See, there are threads that underpin Auckland’s traffic issues which are amplified here in the south: blind ideology trumping any semblance of economic analysis; communities being consulted then ignored; belief that the invisible, neigh absent, hand of the market will somehow fix all of these issues. In both cities, Brownlee’s obstinance could leave a dysfunctional legacy that takes a generation to unpick.

It doesn’t have to be like this. The rest of the country has a vested interest in making Auckland’s transport system work; conversely, the rest of the country has a vested interest in seeing Christchurch get back on it’s feet. The government are throwing what seems like a lot of money at the rebuild – $15 billion, maybe $17 billion – though that it remarkably similar to the amount of money being talked about in the Auckland Transport Plan. Not that this should be an either / or discussion, but what would you rather do: fix up a whole city, or fix up some roads?

Obviously we should be doing both, but it is worth thinking about them together. Fixing Christchurch should be part of a wider strategy to alleviate some of Auckland’s transport and housing issues. Around 600 people are moving to Auckland a week, and yet down here, we need something like 17,000 workers for the rebuild. We need to attract some of those people to Christchurch, otherwise we will have to continue to import migrant workers from places like Ireland and the Philippines. Not that there is anything wrong with international labour, but it seems crazy to think that with youth unemployment in parts of the north being so high, we’re still importing labour to do these jobs.

Even with a badly run rebuild, like we have at the moment, there will be construction jobs in this city for 10 or 15 years. It’s long enough to move here, to start a family or have the kids go through school. What if we had a well run rebuild, a plan that tapped into some of the hope and vision that people had two years ago? We have a virtually clean slate in the CBD on which we can sketch out a different way of living, and yet the plan that Brownlee and the government have drawn up tends to put things back to the ways the were before the quakes. The problem with that is pre-quake Christchurch was dying; the core had become necrotic, all the life leeching out to the suburban malls; suburbs stretching beyond suburbs out into what was greenfield lands just a generation ago; public transport being nothing more than an afterthought for planners assuming people will be able to drive forever. Sound familiar?

┄┄┄┄┄┄┄┄┄┄┄┄┄┄┄┄┄┄┄┄

**WHAT YOU ARE ASKED TO DO:**
Copy the passage on the Christchurch rebuild from "It doesn’t have" up to and including "up some roads?", substituting "Canterbury" for "Christchurch".

┄┄┄┄┄┄┄┄┄┄┄┄┄┄┄┄┄┄┄┄

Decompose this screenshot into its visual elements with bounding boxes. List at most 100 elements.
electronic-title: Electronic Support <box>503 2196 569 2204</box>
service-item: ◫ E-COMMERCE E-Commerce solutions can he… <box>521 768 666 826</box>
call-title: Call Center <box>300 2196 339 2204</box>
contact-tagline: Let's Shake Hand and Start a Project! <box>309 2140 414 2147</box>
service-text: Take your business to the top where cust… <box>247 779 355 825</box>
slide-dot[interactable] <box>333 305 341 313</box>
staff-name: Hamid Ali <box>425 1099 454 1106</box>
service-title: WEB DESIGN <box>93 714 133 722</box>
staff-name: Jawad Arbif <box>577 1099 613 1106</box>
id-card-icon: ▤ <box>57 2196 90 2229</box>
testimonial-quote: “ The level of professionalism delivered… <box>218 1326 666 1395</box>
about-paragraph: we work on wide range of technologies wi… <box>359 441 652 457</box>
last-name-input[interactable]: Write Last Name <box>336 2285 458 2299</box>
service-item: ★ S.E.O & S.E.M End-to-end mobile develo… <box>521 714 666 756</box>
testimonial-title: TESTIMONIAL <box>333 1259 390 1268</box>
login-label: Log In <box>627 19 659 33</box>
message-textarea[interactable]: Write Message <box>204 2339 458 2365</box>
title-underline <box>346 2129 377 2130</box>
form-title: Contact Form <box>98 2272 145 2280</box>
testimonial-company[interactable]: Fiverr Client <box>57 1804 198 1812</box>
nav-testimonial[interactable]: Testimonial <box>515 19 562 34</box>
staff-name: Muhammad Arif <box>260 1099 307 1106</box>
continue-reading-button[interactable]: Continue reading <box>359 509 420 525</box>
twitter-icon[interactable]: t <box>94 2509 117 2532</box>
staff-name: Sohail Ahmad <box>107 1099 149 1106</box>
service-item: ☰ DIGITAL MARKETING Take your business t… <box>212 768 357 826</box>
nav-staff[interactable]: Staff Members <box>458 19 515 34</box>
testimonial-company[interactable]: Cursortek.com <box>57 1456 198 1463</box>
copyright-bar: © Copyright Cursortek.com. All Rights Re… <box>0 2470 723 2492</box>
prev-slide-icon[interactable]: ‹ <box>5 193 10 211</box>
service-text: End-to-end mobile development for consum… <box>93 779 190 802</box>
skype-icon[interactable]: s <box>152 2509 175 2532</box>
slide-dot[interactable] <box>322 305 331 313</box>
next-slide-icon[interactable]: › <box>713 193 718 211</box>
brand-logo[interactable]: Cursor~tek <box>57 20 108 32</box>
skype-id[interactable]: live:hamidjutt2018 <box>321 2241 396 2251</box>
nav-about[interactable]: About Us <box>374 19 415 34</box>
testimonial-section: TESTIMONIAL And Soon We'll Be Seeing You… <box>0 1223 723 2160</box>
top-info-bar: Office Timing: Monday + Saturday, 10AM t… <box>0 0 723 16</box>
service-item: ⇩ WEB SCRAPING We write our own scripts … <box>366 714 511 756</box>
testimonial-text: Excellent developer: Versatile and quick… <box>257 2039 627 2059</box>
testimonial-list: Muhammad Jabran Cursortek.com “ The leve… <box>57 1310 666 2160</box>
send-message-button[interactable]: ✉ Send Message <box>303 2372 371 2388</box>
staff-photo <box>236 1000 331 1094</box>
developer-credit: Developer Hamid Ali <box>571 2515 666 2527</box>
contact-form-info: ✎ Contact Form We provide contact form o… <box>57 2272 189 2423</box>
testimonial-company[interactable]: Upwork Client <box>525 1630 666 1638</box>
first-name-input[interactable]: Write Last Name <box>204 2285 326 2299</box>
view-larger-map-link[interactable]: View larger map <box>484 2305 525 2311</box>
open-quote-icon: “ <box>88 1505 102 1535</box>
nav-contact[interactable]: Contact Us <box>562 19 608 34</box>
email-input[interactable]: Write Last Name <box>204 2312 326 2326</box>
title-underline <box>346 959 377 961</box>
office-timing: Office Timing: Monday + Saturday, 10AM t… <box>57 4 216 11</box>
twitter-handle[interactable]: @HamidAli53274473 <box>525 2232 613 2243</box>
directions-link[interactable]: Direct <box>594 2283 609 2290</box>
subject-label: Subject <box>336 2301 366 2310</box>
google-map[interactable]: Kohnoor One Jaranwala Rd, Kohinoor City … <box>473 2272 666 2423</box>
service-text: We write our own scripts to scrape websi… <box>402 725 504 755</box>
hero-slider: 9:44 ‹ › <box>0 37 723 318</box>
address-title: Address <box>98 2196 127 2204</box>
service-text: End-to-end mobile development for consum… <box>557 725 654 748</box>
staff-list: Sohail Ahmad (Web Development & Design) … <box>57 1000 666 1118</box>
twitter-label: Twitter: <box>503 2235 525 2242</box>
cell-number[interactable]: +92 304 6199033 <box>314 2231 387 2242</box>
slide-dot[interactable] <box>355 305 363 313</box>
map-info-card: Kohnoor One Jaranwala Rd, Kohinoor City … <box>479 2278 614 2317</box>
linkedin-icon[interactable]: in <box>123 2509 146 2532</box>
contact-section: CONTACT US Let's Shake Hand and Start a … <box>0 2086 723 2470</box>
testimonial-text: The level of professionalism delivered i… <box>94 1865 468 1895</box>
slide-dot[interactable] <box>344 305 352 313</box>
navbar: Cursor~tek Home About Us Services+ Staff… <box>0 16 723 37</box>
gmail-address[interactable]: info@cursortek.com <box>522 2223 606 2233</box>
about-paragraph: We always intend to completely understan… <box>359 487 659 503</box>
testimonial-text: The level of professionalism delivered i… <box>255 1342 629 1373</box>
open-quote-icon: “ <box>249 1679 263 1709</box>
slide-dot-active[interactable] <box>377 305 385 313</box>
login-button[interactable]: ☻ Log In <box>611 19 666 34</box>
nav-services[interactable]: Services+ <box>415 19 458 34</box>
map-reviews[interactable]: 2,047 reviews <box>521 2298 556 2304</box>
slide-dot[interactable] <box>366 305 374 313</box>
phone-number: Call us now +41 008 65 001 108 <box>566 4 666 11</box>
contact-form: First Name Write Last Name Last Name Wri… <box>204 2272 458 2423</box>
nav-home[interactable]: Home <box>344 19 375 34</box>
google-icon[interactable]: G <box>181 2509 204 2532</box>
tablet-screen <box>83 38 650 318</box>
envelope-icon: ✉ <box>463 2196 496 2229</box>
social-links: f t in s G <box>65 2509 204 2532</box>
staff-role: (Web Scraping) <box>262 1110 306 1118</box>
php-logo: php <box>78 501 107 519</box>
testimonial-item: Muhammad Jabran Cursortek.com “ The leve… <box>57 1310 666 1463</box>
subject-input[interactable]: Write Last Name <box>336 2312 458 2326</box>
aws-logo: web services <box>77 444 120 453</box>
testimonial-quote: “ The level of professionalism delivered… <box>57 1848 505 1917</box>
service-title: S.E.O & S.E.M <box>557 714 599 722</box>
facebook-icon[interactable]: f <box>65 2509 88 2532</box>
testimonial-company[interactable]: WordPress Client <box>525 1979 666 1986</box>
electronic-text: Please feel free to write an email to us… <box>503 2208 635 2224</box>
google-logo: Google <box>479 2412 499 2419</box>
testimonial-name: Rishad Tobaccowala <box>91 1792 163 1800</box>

┄┄┄┄┄┄┄┄┄┄┄┄┄┄┄┄┄┄┄┄

**SOLUTION FOR THIS TASK:**
It doesn’t have to be like this. The rest of the country has a vested interest in making Auckland’s transport system work; conversely, the rest of the country has a vested interest in seeing Canterbury get back on it’s feet. The government are throwing what seems like a lot of money at the rebuild – $15 billion, maybe $17 billion – though that it remarkably similar to the amount of money being talked about in the Auckland Transport Plan. Not that this should be an either / or discussion, but what would you rather do: fix up a whole city, or fix up some roads?